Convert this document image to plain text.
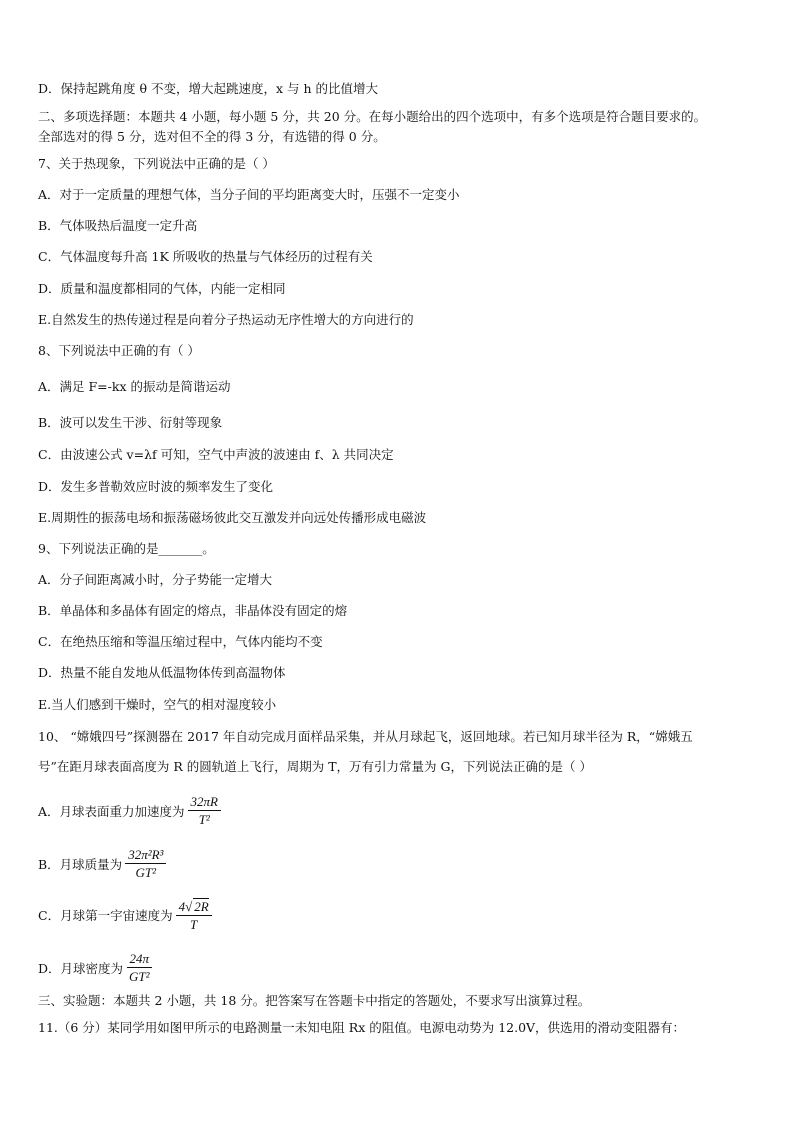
D．保持起跳角度 θ 不变，增大起跳速度，x 与 h 的比值增大
二、多项选择题：本题共 4 小题，每小题 5 分，共 20 分。在每小题给出的四个选项中，有多个选项是符合题目要求的。
全部选对的得 5 分，选对但不全的得 3 分，有选错的得 0 分。
7、关于热现象，下列说法中正确的是（ ）
A．对于一定质量的理想气体，当分子间的平均距离变大时，压强不一定变小
B．气体吸热后温度一定升高
C．气体温度每升高 1K 所吸收的热量与气体经历的过程有关
D．质量和温度都相同的气体，内能一定相同
E.自然发生的热传递过程是向着分子热运动无序性增大的方向进行的
8、下列说法中正确的有（ ）
A．满足 F=-kx 的振动是简谐运动
B．波可以发生干涉、衍射等现象
C．由波速公式 v=λf 可知，空气中声波的波速由 f、λ 共同决定
D．发生多普勒效应时波的频率发生了变化
E.周期性的振荡电场和振荡磁场彼此交互激发并向远处传播形成电磁波
9、下列说法正确的是_______。
A．分子间距离减小时，分子势能一定增大
B．单晶体和多晶体有固定的熔点，非晶体没有固定的熔
C．在绝热压缩和等温压缩过程中，气体内能均不变
D．热量不能自发地从低温物体传到高温物体
E.当人们感到干燥时，空气的相对湿度较小
10、 “嫦娥四号”探测器在 2017 年自动完成月面样品采集，并从月球起飞，返回地球。若已知月球半径为 R，“嫦娥五
号”在距月球表面高度为 R 的圆轨道上飞行，周期为 T，万有引力常量为 G，下列说法正确的是（ ）
A．月球表面重力加速度为 $\frac{32\pi R}{\text{T²}}$
B．月球质量为 $\frac{\text{32π²R³}}{\text{GT²}}$
C．月球第一宇宙速度为 $\frac{4√ 2R}{T}$
D．月球密度为 $\frac{24\pi}{\text{GT²}}$
三、实验题：本题共 2 小题，共 18 分。把答案写在答题卡中指定的答题处，不要求写出演算过程。
11.（6 分）某同学用如图甲所示的电路测量一未知电阻 Rx 的阻值。电源电动势为 12.0V，供选用的滑动变阻器有：
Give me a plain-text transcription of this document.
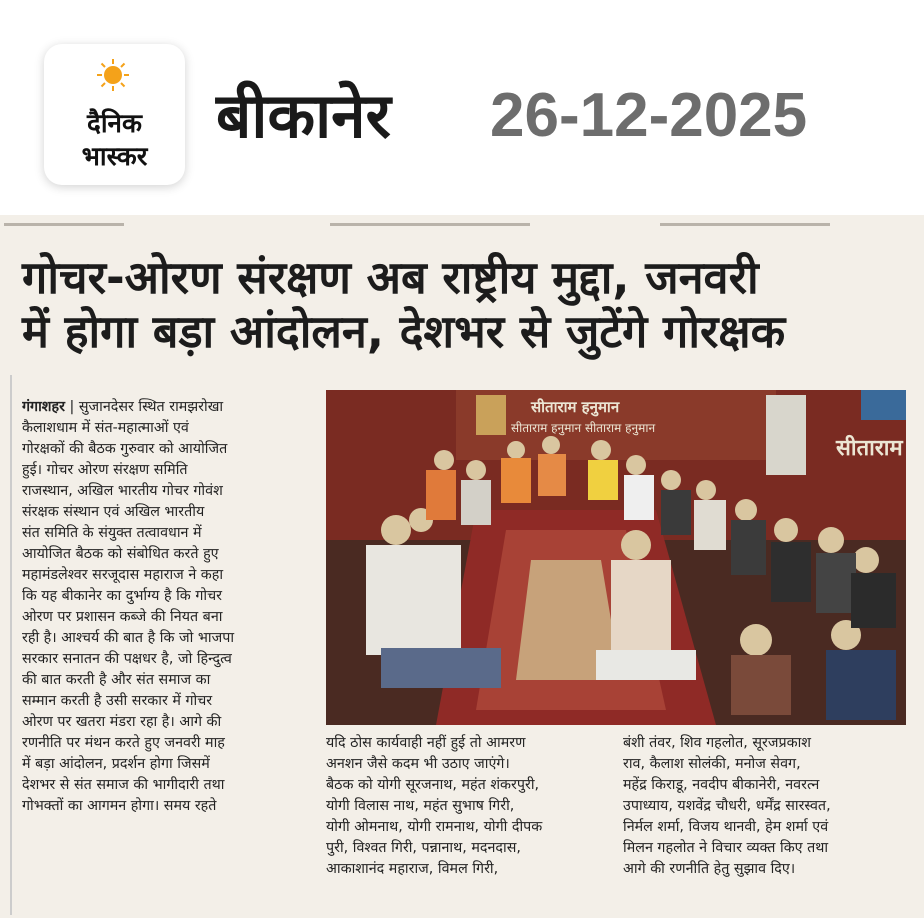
दैनिक
भास्कर
बीकानेर 26-12-2025
गोचर-ओरण संरक्षण अब राष्ट्रीय मुद्दा, जनवरी
में होगा बड़ा आंदोलन, देशभर से जुटेंगे गोरक्षक

गंगाशहर | सुजानदेसर स्थित रामझरोखा

कैलाशधाम में संत-महात्माओं एवं

गोरक्षकों की बैठक गुरुवार को आयोजित

हुई। गोचर ओरण संरक्षण समिति

राजस्थान, अखिल भारतीय गोचर गोवंश

संरक्षक संस्थान एवं अखिल भारतीय

संत समिति के संयुक्त तत्वावधान में

आयोजित बैठक को संबोधित करते हुए

महामंडलेश्वर सरजूदास महाराज ने कहा

कि यह बीकानेर का दुर्भाग्य है कि गोचर

ओरण पर प्रशासन कब्जे की नियत बना

रही है। आश्चर्य की बात है कि जो भाजपा

सरकार सनातन की पक्षधर है, जो हिन्दुत्व

की बात करती है और संत समाज का

सम्मान करती है उसी सरकार में गोचर

ओरण पर खतरा मंडरा रहा है। आगे की

रणनीति पर मंथन करते हुए जनवरी माह

में बड़ा आंदोलन, प्रदर्शन होगा जिसमें

देशभर से संत समाज की भागीदारी तथा

गोभक्तों का आगमन होगा। समय रहते

सीताराम हनुमान
सीताराम हनुमान सीताराम हनुमान
सीताराम

यदि ठोस कार्यवाही नहीं हुई तो आमरण

अनशन जैसे कदम भी उठाए जाएंगे।

बैठक को योगी सूरजनाथ, महंत शंकरपुरी,

योगी विलास नाथ, महंत सुभाष गिरी,

योगी ओमनाथ, योगी रामनाथ, योगी दीपक

पुरी, विश्वत गिरी, पन्नानाथ, मदनदास,

आकाशानंद महाराज, विमल गिरी,

बंशी तंवर, शिव गहलोत, सूरजप्रकाश

राव, कैलाश सोलंकी, मनोज सेवग,

महेंद्र किराडू, नवदीप बीकानेरी, नवरत्न

उपाध्याय, यशवेंद्र चौधरी, धर्मेंद्र सारस्वत,

निर्मल शर्मा, विजय थानवी, हेम शर्मा एवं

मिलन गहलोत ने विचार व्यक्त किए तथा

आगे की रणनीति हेतु सुझाव दिए।
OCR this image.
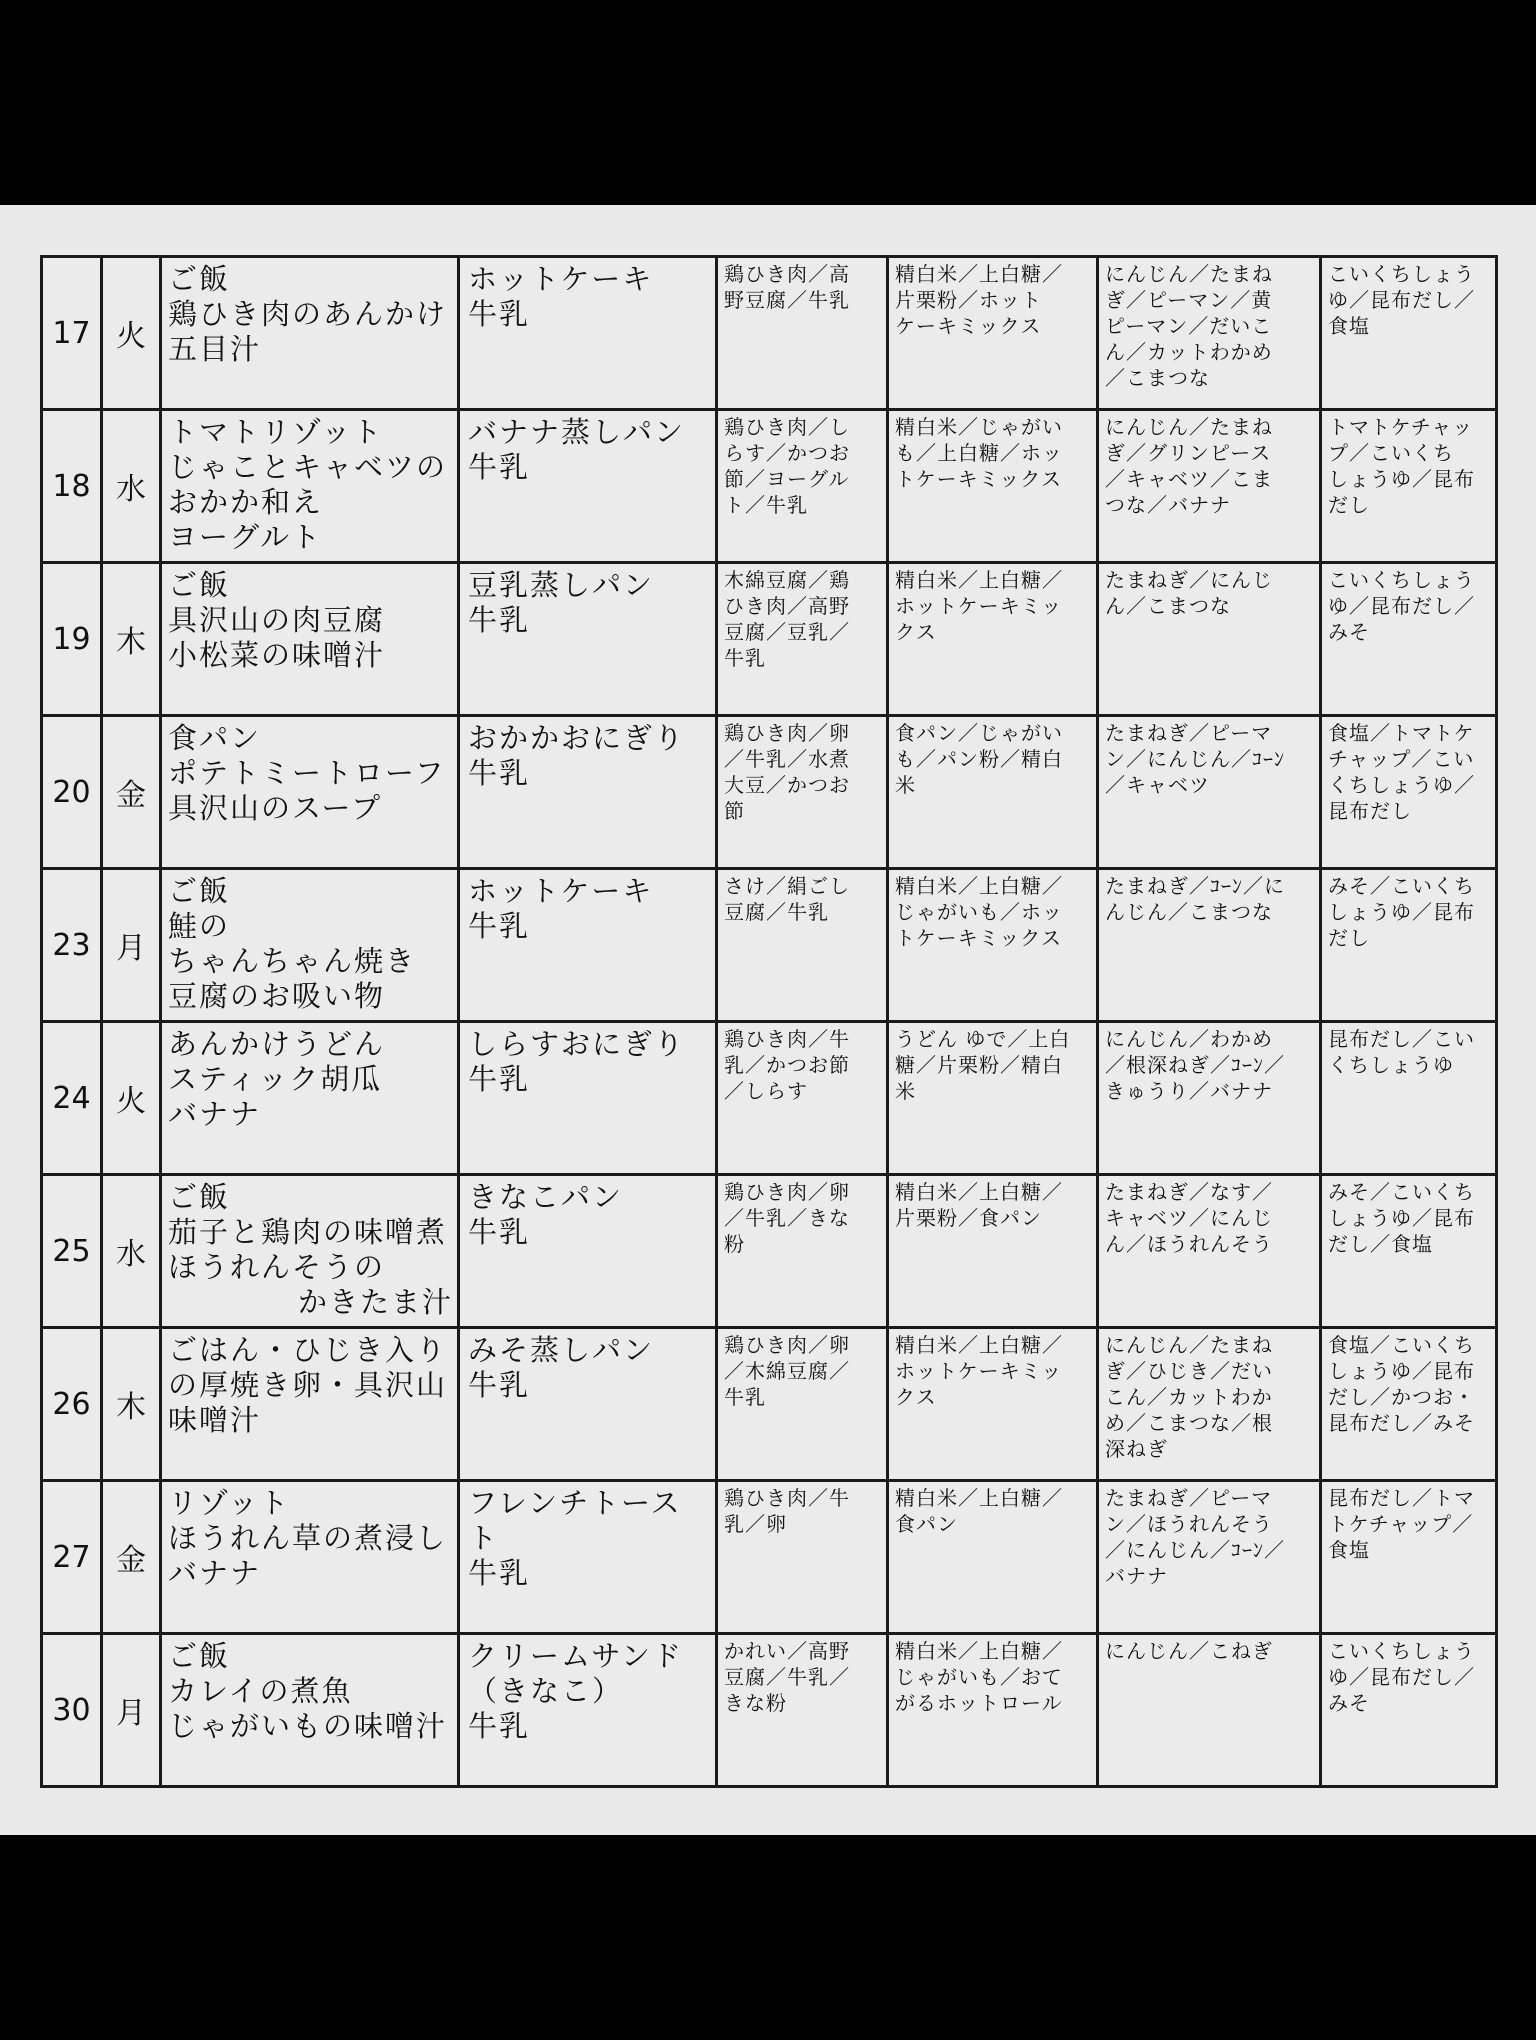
17	火	ご飯
鶏ひき肉のあんかけ
五目汁	ホットケーキ
牛乳	鶏ひき肉／高
野豆腐／牛乳	精白米／上白糖／
片栗粉／ホット
ケーキミックス	にんじん／たまね
ぎ／ピーマン／黄
ピーマン／だいこ
ん／カットわかめ
／こまつな	こいくちしょう
ゆ／昆布だし／
食塩

18	水	トマトリゾット
じゃことキャベツの
おかか和え
ヨーグルト	バナナ蒸しパン
牛乳	鶏ひき肉／し
らす／かつお
節／ヨーグル
ト／牛乳	精白米／じゃがい
も／上白糖／ホッ
トケーキミックス	にんじん／たまね
ぎ／グリンピース
／キャベツ／こま
つな／バナナ	トマトケチャッ
プ／こいくち
しょうゆ／昆布
だし

19	木	ご飯
具沢山の肉豆腐
小松菜の味噌汁	豆乳蒸しパン
牛乳	木綿豆腐／鶏
ひき肉／高野
豆腐／豆乳／
牛乳	精白米／上白糖／
ホットケーキミッ
クス	たまねぎ／にんじ
ん／こまつな	こいくちしょう
ゆ／昆布だし／
みそ

20	金	食パン
ポテトミートローフ
具沢山のスープ	おかかおにぎり
牛乳	鶏ひき肉／卵
／牛乳／水煮
大豆／かつお
節	食パン／じゃがい
も／パン粉／精白
米	たまねぎ／ピーマ
ン／にんじん／ｺｰﾝ
／キャベツ	食塩／トマトケ
チャップ／こい
くちしょうゆ／
昆布だし

23	月	ご飯
鮭の
ちゃんちゃん焼き
豆腐のお吸い物	ホットケーキ
牛乳	さけ／絹ごし
豆腐／牛乳	精白米／上白糖／
じゃがいも／ホッ
トケーキミックス	たまねぎ／ｺｰﾝ／に
んじん／こまつな	みそ／こいくち
しょうゆ／昆布
だし

24	火	あんかけうどん
スティック胡瓜
バナナ	しらすおにぎり
牛乳	鶏ひき肉／牛
乳／かつお節
／しらす	うどん ゆで／上白
糖／片栗粉／精白
米	にんじん／わかめ
／根深ねぎ／ｺｰﾝ／
きゅうり／バナナ	昆布だし／こい
くちしょうゆ

25	水	ご飯
茄子と鶏肉の味噌煮
ほうれんそうの
かきたま汁	きなこパン
牛乳	鶏ひき肉／卵
／牛乳／きな
粉	精白米／上白糖／
片栗粉／食パン	たまねぎ／なす／
キャベツ／にんじ
ん／ほうれんそう	みそ／こいくち
しょうゆ／昆布
だし／食塩

26	木	ごはん・ひじき入り
の厚焼き卵・具沢山
味噌汁	みそ蒸しパン
牛乳	鶏ひき肉／卵
／木綿豆腐／
牛乳	精白米／上白糖／
ホットケーキミッ
クス	にんじん／たまね
ぎ／ひじき／だい
こん／カットわか
め／こまつな／根
深ねぎ	食塩／こいくち
しょうゆ／昆布
だし／かつお・
昆布だし／みそ

27	金	リゾット
ほうれん草の煮浸し
バナナ	フレンチトース
ト
牛乳	鶏ひき肉／牛
乳／卵	精白米／上白糖／
食パン	たまねぎ／ピーマ
ン／ほうれんそう
／にんじん／ｺｰﾝ／
バナナ	昆布だし／トマ
トケチャップ／
食塩

30	月	ご飯
カレイの煮魚
じゃがいもの味噌汁	クリームサンド
（きなこ）
牛乳	かれい／高野
豆腐／牛乳／
きな粉	精白米／上白糖／
じゃがいも／おて
がるホットロール	にんじん／こねぎ	こいくちしょう
ゆ／昆布だし／
みそ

## Written request
Search the entries for the string "トケーキミックス" and collect each line that has it.

## Answer for the task
トケーキミックス	にんじん／たまね
トケーキミックス	たまねぎ／ｺｰﾝ／に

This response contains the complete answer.